**Written task:** Show every line that has the string "ylabel" in it.

**Data provided:**

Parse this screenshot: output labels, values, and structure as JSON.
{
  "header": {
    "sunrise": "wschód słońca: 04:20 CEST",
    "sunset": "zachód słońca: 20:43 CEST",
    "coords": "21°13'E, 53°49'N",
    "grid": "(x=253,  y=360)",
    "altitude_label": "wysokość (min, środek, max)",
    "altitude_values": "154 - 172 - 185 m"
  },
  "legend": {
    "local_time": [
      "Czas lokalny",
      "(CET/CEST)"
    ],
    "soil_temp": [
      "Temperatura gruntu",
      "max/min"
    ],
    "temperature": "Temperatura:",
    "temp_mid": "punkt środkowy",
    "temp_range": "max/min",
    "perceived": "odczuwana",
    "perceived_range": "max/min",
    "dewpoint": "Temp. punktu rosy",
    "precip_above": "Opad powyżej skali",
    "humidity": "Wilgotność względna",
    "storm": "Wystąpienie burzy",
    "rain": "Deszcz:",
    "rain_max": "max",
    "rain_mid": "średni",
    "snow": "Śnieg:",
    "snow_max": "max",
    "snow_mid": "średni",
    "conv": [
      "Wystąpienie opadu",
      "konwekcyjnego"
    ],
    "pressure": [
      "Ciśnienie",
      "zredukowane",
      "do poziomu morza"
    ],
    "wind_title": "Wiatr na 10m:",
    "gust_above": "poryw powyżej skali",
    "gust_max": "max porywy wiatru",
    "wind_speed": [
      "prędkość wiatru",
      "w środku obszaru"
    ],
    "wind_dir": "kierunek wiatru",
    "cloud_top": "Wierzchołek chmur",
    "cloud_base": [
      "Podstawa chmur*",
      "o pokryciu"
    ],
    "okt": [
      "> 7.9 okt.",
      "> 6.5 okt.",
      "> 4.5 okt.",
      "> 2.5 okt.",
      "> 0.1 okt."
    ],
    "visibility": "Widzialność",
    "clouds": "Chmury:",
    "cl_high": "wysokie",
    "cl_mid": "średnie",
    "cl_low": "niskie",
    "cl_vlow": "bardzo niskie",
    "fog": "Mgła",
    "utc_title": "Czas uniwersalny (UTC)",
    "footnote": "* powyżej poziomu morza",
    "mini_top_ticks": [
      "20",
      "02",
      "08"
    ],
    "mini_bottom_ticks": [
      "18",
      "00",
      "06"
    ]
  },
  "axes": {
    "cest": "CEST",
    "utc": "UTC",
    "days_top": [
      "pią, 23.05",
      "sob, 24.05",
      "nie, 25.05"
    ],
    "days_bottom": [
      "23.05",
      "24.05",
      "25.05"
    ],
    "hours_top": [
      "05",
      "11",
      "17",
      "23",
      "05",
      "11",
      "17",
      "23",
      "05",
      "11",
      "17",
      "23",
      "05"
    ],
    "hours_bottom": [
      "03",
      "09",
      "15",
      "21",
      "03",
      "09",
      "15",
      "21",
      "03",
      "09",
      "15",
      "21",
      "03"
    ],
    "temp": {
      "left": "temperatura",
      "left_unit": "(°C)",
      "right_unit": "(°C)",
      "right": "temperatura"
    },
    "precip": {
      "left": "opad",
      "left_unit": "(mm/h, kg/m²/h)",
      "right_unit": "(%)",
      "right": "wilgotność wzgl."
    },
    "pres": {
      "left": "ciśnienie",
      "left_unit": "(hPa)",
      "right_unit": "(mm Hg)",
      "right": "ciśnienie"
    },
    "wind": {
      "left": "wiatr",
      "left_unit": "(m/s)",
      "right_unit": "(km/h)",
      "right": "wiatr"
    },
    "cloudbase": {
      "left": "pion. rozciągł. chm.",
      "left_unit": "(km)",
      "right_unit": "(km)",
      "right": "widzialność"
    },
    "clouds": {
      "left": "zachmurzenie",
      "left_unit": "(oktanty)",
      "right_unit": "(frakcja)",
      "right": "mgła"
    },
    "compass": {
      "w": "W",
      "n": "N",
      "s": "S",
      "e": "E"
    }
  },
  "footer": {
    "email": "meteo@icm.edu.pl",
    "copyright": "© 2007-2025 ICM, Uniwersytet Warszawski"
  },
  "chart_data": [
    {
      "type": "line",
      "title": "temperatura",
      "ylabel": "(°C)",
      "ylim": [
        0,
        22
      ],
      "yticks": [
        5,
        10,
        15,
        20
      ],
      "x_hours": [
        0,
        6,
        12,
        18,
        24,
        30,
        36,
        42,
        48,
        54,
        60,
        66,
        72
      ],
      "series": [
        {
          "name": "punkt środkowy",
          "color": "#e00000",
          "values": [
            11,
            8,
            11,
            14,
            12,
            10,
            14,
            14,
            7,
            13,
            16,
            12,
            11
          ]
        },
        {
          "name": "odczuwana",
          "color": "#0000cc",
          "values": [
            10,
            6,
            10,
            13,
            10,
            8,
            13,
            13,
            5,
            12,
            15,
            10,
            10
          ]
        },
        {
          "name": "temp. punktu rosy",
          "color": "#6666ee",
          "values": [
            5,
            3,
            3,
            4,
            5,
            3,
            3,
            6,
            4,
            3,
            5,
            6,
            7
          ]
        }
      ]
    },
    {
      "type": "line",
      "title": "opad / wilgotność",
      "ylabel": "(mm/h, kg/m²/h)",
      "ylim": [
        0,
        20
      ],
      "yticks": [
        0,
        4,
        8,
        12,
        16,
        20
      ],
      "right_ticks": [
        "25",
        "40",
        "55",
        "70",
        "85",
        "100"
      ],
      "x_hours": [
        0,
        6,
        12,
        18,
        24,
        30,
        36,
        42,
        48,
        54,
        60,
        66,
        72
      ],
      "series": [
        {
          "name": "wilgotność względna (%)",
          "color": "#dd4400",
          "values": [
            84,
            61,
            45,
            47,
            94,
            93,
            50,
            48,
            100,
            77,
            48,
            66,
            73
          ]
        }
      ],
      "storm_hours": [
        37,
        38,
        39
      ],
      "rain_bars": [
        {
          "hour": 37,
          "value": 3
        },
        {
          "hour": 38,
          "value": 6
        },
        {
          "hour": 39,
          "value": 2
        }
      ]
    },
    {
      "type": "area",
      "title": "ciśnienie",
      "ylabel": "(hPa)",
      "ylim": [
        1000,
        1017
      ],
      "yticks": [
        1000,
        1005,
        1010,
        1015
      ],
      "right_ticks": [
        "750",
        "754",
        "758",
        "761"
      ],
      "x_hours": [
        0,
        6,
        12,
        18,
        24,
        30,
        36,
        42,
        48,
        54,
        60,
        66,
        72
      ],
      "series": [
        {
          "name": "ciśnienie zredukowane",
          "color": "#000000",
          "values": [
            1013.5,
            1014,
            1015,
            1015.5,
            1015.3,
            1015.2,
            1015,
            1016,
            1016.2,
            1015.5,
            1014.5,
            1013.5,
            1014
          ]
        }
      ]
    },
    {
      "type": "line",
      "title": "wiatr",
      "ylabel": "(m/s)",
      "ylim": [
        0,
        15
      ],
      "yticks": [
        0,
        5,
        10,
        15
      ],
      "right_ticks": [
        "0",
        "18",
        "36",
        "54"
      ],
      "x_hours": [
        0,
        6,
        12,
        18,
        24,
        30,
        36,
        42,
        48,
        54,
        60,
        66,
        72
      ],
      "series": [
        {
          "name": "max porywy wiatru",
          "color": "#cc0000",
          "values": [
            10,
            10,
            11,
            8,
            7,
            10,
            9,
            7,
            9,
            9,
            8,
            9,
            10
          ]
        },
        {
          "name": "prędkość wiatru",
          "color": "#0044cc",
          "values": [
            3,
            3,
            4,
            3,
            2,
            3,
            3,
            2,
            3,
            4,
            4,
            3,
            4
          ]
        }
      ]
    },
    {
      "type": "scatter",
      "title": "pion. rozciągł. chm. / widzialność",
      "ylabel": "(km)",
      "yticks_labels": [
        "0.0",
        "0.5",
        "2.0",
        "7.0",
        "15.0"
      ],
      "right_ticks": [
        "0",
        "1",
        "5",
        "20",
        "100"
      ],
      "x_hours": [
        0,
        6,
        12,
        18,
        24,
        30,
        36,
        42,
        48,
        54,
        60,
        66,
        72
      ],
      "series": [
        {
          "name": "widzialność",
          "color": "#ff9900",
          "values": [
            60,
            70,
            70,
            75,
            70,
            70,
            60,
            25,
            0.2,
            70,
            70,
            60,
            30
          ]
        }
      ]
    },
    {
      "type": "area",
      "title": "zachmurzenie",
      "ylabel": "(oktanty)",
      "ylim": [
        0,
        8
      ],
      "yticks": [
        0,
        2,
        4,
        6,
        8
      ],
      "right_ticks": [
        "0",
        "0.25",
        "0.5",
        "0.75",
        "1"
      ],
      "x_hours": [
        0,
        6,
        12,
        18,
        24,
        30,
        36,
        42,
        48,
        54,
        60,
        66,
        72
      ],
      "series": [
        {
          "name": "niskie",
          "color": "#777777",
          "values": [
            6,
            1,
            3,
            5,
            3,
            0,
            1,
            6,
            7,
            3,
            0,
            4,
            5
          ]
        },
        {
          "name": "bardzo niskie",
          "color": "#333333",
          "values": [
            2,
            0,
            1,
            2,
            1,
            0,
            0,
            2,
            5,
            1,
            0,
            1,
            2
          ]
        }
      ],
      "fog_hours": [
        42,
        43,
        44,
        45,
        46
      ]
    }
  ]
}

...

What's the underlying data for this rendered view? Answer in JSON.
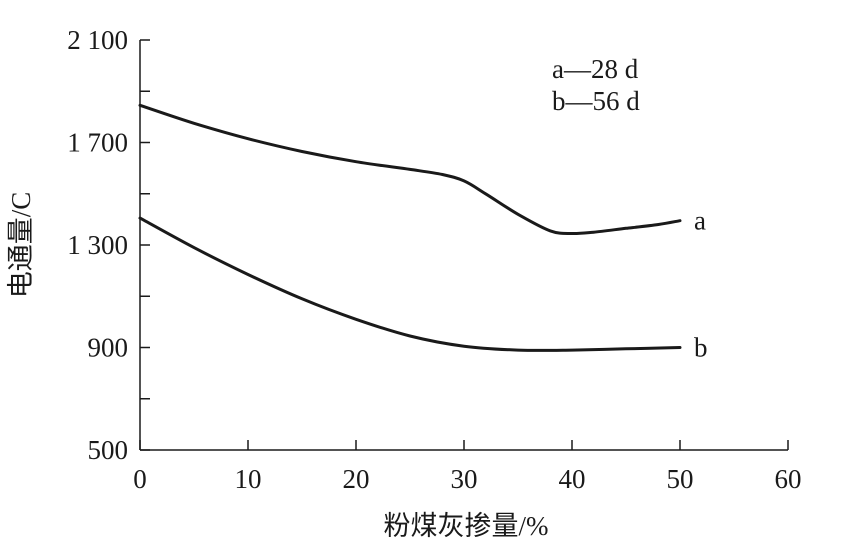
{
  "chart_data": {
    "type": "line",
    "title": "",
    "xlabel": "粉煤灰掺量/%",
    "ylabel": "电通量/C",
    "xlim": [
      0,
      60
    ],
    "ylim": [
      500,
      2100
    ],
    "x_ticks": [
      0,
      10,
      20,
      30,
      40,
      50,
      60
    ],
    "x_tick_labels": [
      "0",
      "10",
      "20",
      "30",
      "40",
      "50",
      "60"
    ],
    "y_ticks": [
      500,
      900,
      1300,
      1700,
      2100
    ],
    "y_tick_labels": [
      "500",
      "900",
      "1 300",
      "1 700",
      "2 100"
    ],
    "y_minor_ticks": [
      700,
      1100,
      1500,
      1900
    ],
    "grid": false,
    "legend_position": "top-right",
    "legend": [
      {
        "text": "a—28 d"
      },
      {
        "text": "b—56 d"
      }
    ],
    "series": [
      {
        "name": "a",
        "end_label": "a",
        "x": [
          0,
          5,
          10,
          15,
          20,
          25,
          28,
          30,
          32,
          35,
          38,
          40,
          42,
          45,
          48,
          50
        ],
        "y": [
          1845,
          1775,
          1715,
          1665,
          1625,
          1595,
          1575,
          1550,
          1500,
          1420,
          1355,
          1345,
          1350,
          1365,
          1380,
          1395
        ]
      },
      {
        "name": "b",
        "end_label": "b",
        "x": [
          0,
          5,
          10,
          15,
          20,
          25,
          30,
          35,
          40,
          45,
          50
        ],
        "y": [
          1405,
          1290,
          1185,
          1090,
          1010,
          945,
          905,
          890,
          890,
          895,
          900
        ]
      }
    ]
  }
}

**Result for this task:**
      "ylabel": "(°C)",
      "ylabel": "(mm/h, kg/m²/h)",
      "ylabel": "(hPa)",
      "ylabel": "(m/s)",
      "ylabel": "(km)",
      "ylabel": "(oktanty)",
    "ylabel": "电通量/C",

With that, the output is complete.